EXTRACTED DATA section start

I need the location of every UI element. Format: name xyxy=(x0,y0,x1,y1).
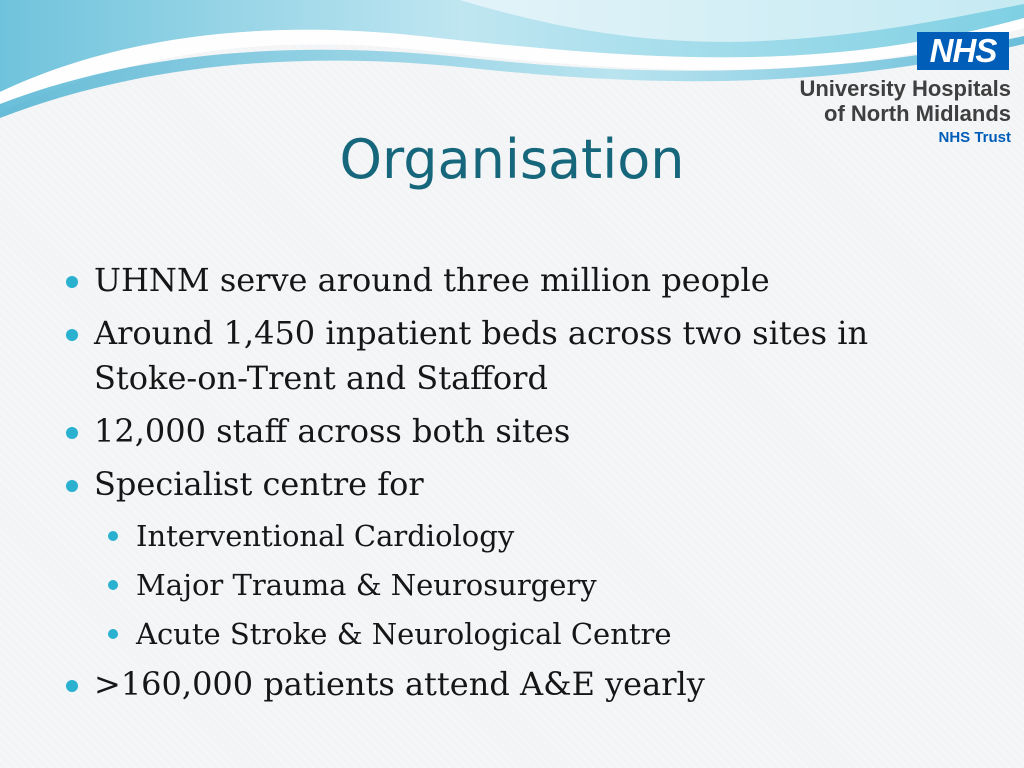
bullet-item xyxy=(64,462,964,507)
logo-line-nhs-trust: NHS Trust xyxy=(938,129,1011,146)
bullet-item xyxy=(64,409,964,454)
sub-bullet-item xyxy=(64,613,964,655)
sub-bullet-dot-icon xyxy=(108,531,118,541)
bullet-item xyxy=(64,258,964,303)
sub-bullet-item xyxy=(64,515,964,557)
bullet-text: Specialist centre for xyxy=(94,465,424,503)
logo-line-north-midlands: of North Midlands xyxy=(824,101,1011,126)
sub-bullet-dot-icon xyxy=(108,580,118,590)
logo-line-university-hospitals: University Hospitals xyxy=(799,76,1011,101)
sub-bullet-item xyxy=(64,564,964,606)
sub-bullet-text: Major Trauma & Neurosurgery xyxy=(136,568,597,602)
bullet-dot-icon xyxy=(66,680,78,692)
bullet-text: UHNM serve around three million people xyxy=(94,261,770,299)
sub-bullet-dot-icon xyxy=(108,629,118,639)
bullet-text: Around 1,450 inpatient beds across two sites in Stoke-on-Trent and Stafford xyxy=(94,314,869,397)
bullet-item xyxy=(64,662,964,707)
bullet-dot-icon xyxy=(66,427,78,439)
bullet-dot-icon xyxy=(66,329,78,341)
slide-title: Organisation xyxy=(339,128,685,191)
bullet-list xyxy=(64,258,964,715)
sub-bullet-text: Interventional Cardiology xyxy=(136,519,515,553)
bullet-text: 12,000 staff across both sites xyxy=(94,412,571,450)
sub-bullet-text: Acute Stroke & Neurological Centre xyxy=(136,617,672,651)
bullet-text: >160,000 patients attend A&E yearly xyxy=(94,665,705,703)
bullet-dot-icon xyxy=(66,480,78,492)
bullet-item xyxy=(64,311,964,401)
nhs-logo-mark: NHS xyxy=(917,32,1009,70)
bullet-dot-icon xyxy=(66,276,78,288)
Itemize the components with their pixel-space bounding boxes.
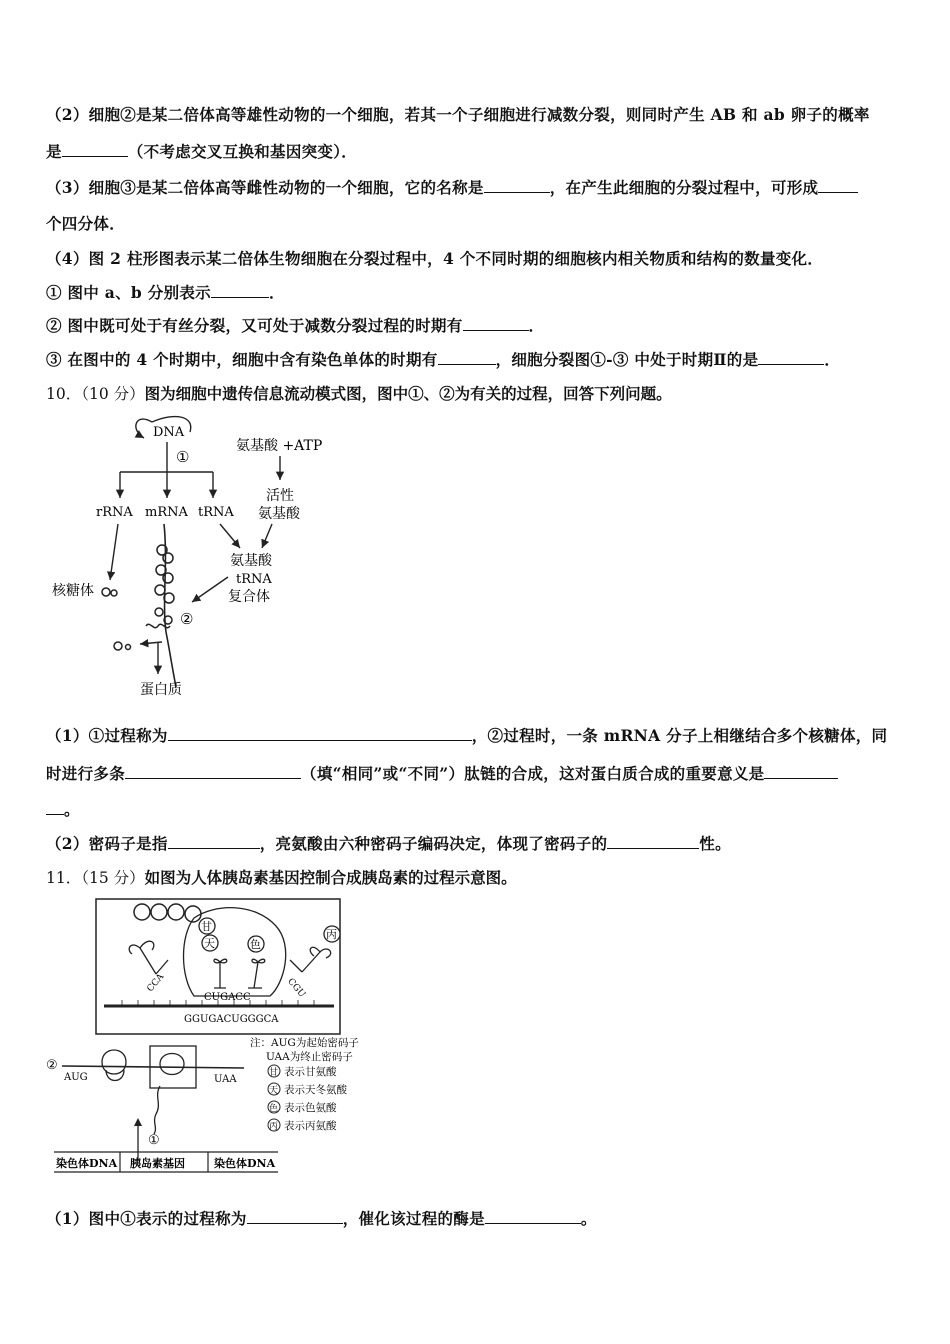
legend-gan-symbol: 甘 <box>269 1068 279 1078</box>
q9-part2-line1: （2）细胞②是某二倍体高等雄性动物的一个细胞，若其一个子细胞进行减数分裂，则同时产生 AB 和 ab 卵子的概率 <box>46 105 870 124</box>
q10-number: 10． <box>46 385 82 403</box>
answer-blank[interactable] <box>463 316 529 331</box>
label-step2: ② <box>46 1058 58 1073</box>
label-mrna: mRNA <box>145 505 188 520</box>
answer-blank[interactable] <box>247 1209 343 1224</box>
legend-tian-symbol: 天 <box>269 1086 279 1096</box>
q9-part2-text-b: （不考虑交叉互换和基因突变）． <box>127 142 358 161</box>
answer-blank[interactable] <box>168 726 472 741</box>
polypeptide-strand-icon <box>154 1086 160 1134</box>
q9-part4-sub2-text: ② 图中既可处于有丝分裂，又可处于减数分裂过程的时期有 <box>46 316 463 335</box>
q11-sub1-text-b: ，催化该过程的酶是 <box>342 1209 485 1228</box>
mrna-strand-icon <box>164 524 176 687</box>
q10-sub1-text-b: ，②过程时，一条 mRNA 分子上相继结合多个核糖体，同 <box>471 726 888 745</box>
q11-score: （15 分） <box>81 869 145 887</box>
label-trna: tRNA <box>198 505 234 520</box>
q9-part3-text-a: （3）细胞③是某二倍体高等雌性动物的一个细胞，它的名称是 <box>46 178 484 197</box>
label-uaa: UAA <box>214 1074 237 1085</box>
q9-part4-sub3-text-a: ③ 在图中的 4 个时期中，细胞中含有染色单体的时期有 <box>46 350 438 369</box>
ribosome-small-icons <box>102 1050 126 1081</box>
q10-heading <box>46 382 672 404</box>
legend-gan: 表示甘氨酸 <box>284 1066 337 1078</box>
note-start-codon: 注：AUG为起始密码子 <box>250 1037 359 1049</box>
answer-blank[interactable] <box>125 764 301 779</box>
q9-part4-sub3-text-b: ，细胞分裂图①-③ 中处于时期Ⅱ的是 <box>495 350 759 369</box>
insulin-translation-diagram <box>44 896 384 1176</box>
q10-sub1-text-d: （填“相同”或“不同”）肽链的合成，这对蛋白质合成的重要意义是 <box>301 764 765 783</box>
q10-sub2 <box>46 832 731 854</box>
label-active-aa-1: 活性 <box>266 488 294 504</box>
answer-blank[interactable] <box>485 1209 581 1224</box>
q10-sub2-text-a: （2）密码子是指 <box>46 834 168 853</box>
label-insulin-gene: 胰岛素基因 <box>130 1157 185 1170</box>
released-ribosome-icon <box>114 642 122 650</box>
answer-blank[interactable] <box>62 142 128 157</box>
label-aa-atp: 氨基酸 +ATP <box>236 438 323 454</box>
q10-sub1-line2 <box>46 762 838 784</box>
q10-sub1-line1 <box>46 724 887 746</box>
gene-expression-flow-diagram <box>40 412 360 702</box>
legend-se: 表示色氨酸 <box>284 1102 337 1114</box>
replication-loop-arrow <box>136 419 152 438</box>
label-rrna: rRNA <box>96 505 133 520</box>
q9-part4-sub2-end: ． <box>528 316 545 335</box>
answer-blank[interactable] <box>758 350 824 365</box>
label-step1: ① <box>148 1133 160 1148</box>
q9-part3-line2: 个四分体． <box>46 214 126 233</box>
label-active-aa-2: 氨基酸 <box>258 506 300 522</box>
q9-part4-sub3 <box>46 348 840 370</box>
label-step1: ① <box>176 448 190 466</box>
label-dna: DNA <box>153 425 185 440</box>
ribosome-icon <box>102 588 110 596</box>
label-mrna-seq: GGUGACUGGGCA <box>184 1014 279 1025</box>
q10-sub1-line3 <box>46 798 80 820</box>
answer-blank[interactable] <box>484 178 550 193</box>
q10-sub1-text-e: 。 <box>64 800 80 819</box>
legend-bing: 表示丙氨酸 <box>284 1120 337 1132</box>
q11-heading <box>46 866 517 888</box>
legend-tian: 表示天冬氨酸 <box>284 1084 347 1096</box>
label-anticodon-3: CGU <box>285 976 307 1000</box>
q9-part4-sub3-end: ． <box>824 350 841 369</box>
q10-sub2-text-b: ，亮氨酸由六种密码子编码决定，体现了密码子的 <box>259 834 608 853</box>
legend-se-symbol: 色 <box>269 1104 279 1114</box>
q9-part3-line1 <box>46 176 858 198</box>
answer-blank[interactable] <box>607 834 699 849</box>
label-aa-se: 色 <box>250 938 261 951</box>
label-protein: 蛋白质 <box>140 682 182 698</box>
q10-sub2-text-c: 性。 <box>699 834 731 853</box>
label-aug: AUG <box>64 1072 88 1083</box>
answer-blank[interactable] <box>168 834 260 849</box>
answer-blank[interactable] <box>764 764 838 779</box>
q9-part3-text-b: ，在产生此细胞的分裂过程中，可形成 <box>549 178 819 197</box>
q11-sub1 <box>46 1207 597 1229</box>
label-chrom-dna-left: 染色体DNA <box>56 1157 118 1170</box>
label-complex-3: 复合体 <box>228 589 270 605</box>
label-anticodon-2: CUGACC <box>204 992 251 1003</box>
q11-number: 11． <box>46 869 82 887</box>
q10-sub1-text-a: （1）①过程称为 <box>46 726 168 745</box>
label-ribosome: 核糖体 <box>52 583 94 599</box>
q10-score: （10 分） <box>81 385 145 403</box>
answer-blank[interactable] <box>211 283 269 298</box>
q9-part4: （4）图 2 柱形图表示某二倍体生物细胞在分裂过程中，4 个不同时期的细胞核内相关物质和结构的数量变化． <box>46 249 824 268</box>
label-complex-2: tRNA <box>236 572 272 587</box>
note-stop-codon: UAA为终止密码子 <box>266 1051 353 1063</box>
q11-stem: 如图为人体胰岛素基因控制合成胰岛素的过程示意图。 <box>144 868 517 887</box>
q11-sub1-text-c: 。 <box>580 1209 597 1228</box>
q9-part2-line2 <box>46 140 357 162</box>
q9-part4-sub1 <box>46 281 285 303</box>
label-chrom-dna-right: 染色体DNA <box>214 1157 276 1170</box>
label-anticodon-1: CCA <box>145 972 167 995</box>
q10-sub1-text-c: 时进行多条 <box>46 764 126 783</box>
q10-stem: 图为细胞中遗传信息流动模式图，图中①、②为有关的过程，回答下列问题。 <box>144 384 672 403</box>
label-aa-gan: 甘 <box>201 920 212 933</box>
q9-part4-sub1-text: ① 图中 a、b 分别表示 <box>46 283 211 302</box>
label-aa-tian: 天 <box>204 937 215 950</box>
legend-bing-symbol: 丙 <box>269 1122 279 1132</box>
q11-sub1-text-a: （1）图中①表示的过程称为 <box>46 1209 247 1228</box>
answer-blank[interactable] <box>438 350 496 365</box>
label-complex-1: 氨基酸 <box>230 553 272 569</box>
q9-part2-text-a: 是 <box>46 142 62 161</box>
answer-blank[interactable] <box>818 178 858 193</box>
answer-blank[interactable] <box>46 800 64 815</box>
polysome-icon <box>146 545 174 628</box>
label-aa-bing: 丙 <box>326 928 337 941</box>
peptide-chain-icon <box>134 904 201 922</box>
label-step2: ② <box>180 610 194 628</box>
ribosome-large-subunit-icon <box>184 908 286 996</box>
q9-part4-sub2 <box>46 314 544 336</box>
q9-part4-sub1-end: ． <box>268 283 285 302</box>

EXTRACTED DATA section end

Lines with the word "ribosome" in them: report all of these from the listing above.

__YOUR RESPONSE__:
ribosome-small-icons <box>102 1050 126 1081</box>
released-ribosome-icon <box>114 642 122 650</box>
ribosome-icon <box>102 588 110 596</box>
label-ribosome: 核糖体 <box>52 583 94 599</box>
ribosome-large-subunit-icon <box>184 908 286 996</box>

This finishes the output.